Goal of the exercise: For each line of the data below that holds "icon", copy the line.

Extracted data:
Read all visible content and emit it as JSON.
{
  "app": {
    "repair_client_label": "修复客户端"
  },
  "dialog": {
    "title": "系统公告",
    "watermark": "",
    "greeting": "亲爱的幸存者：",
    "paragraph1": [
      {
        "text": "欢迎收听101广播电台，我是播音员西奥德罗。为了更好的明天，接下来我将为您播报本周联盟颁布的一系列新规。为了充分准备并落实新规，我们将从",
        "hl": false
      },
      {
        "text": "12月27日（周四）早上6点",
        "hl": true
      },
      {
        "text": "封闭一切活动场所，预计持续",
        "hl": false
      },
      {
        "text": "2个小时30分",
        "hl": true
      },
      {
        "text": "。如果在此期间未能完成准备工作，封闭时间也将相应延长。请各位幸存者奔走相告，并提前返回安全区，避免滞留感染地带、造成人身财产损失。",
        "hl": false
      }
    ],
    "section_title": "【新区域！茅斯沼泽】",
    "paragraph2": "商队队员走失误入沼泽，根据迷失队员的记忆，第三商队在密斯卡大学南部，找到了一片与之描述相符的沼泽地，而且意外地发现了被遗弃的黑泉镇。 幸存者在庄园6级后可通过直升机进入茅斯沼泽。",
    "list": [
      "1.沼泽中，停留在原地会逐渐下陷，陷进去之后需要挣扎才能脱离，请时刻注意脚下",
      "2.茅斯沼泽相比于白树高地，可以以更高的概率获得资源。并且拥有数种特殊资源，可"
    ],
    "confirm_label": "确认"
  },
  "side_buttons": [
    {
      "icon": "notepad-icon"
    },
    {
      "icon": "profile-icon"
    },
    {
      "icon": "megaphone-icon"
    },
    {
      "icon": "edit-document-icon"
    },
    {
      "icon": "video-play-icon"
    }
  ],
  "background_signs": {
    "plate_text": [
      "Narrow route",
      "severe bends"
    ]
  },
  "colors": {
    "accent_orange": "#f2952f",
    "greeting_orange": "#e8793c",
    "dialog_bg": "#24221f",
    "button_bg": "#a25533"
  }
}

Reply:
      "icon": "notepad-icon"
      "icon": "profile-icon"
      "icon": "megaphone-icon"
      "icon": "edit-document-icon"
      "icon": "video-play-icon"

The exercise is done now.